* **Given data**
:::

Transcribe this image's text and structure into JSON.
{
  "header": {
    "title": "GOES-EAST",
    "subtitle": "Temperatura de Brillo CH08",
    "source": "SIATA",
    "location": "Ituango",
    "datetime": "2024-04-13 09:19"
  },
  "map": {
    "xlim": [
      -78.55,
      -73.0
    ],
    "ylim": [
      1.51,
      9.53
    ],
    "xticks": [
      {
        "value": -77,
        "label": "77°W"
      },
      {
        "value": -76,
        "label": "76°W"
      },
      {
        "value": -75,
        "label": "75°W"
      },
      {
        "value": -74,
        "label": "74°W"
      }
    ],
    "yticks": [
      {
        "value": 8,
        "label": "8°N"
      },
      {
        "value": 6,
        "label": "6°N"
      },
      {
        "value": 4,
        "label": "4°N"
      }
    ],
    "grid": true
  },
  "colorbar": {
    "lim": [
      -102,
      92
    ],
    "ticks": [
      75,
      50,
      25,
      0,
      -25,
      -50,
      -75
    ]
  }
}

:::

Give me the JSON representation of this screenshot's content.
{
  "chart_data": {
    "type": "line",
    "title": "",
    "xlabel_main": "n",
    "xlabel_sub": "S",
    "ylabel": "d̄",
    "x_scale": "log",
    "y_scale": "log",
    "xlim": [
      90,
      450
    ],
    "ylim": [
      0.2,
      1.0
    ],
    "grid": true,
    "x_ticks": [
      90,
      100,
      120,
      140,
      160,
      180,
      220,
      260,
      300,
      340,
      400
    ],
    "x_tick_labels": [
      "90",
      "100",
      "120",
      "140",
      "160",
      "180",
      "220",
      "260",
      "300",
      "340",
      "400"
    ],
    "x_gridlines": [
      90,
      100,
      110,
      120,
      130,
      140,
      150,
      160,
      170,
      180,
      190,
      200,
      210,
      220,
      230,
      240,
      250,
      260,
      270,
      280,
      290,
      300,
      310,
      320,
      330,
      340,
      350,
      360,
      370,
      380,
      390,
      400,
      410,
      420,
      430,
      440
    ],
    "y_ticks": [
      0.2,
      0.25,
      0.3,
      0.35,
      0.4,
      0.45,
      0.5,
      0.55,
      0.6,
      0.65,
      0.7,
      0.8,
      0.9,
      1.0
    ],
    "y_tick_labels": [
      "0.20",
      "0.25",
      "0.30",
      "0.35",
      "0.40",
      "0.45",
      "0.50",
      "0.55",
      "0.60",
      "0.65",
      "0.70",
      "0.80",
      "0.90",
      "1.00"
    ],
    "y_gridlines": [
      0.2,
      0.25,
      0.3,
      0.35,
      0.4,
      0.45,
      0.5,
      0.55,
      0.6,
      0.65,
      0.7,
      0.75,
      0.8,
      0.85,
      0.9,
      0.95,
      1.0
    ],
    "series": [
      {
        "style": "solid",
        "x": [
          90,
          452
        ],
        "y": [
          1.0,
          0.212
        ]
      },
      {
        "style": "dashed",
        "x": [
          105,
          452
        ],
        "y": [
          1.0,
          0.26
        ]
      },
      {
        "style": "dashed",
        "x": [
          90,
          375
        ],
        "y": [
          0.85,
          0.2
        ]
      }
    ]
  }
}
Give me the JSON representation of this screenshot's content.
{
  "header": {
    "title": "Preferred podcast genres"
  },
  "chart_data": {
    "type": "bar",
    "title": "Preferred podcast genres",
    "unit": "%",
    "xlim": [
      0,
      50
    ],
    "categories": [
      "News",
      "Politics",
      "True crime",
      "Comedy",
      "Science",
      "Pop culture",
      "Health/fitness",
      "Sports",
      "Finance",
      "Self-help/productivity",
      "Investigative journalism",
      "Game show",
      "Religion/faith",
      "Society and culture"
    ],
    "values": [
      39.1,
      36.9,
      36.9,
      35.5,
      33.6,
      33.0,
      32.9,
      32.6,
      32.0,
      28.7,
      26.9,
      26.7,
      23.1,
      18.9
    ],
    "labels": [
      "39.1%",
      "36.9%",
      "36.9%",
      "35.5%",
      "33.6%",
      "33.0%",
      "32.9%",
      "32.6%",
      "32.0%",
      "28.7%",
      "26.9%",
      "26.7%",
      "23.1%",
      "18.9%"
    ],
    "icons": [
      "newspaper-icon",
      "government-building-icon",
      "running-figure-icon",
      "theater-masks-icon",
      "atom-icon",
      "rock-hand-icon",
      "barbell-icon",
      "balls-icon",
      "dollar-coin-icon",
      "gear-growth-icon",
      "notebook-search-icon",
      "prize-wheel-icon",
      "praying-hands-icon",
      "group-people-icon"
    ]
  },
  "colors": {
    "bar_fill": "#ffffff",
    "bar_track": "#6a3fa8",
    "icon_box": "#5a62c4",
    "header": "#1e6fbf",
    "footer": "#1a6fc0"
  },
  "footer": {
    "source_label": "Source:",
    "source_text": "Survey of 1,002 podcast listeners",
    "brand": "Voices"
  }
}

:::

* **What you have to do**
Copy each line of the records above that carries the word "podcast".

* **Finished answer**
    "title": "Preferred podcast genres"
    "title": "Preferred podcast genres",
    "source_text": "Survey of 1,002 podcast listeners",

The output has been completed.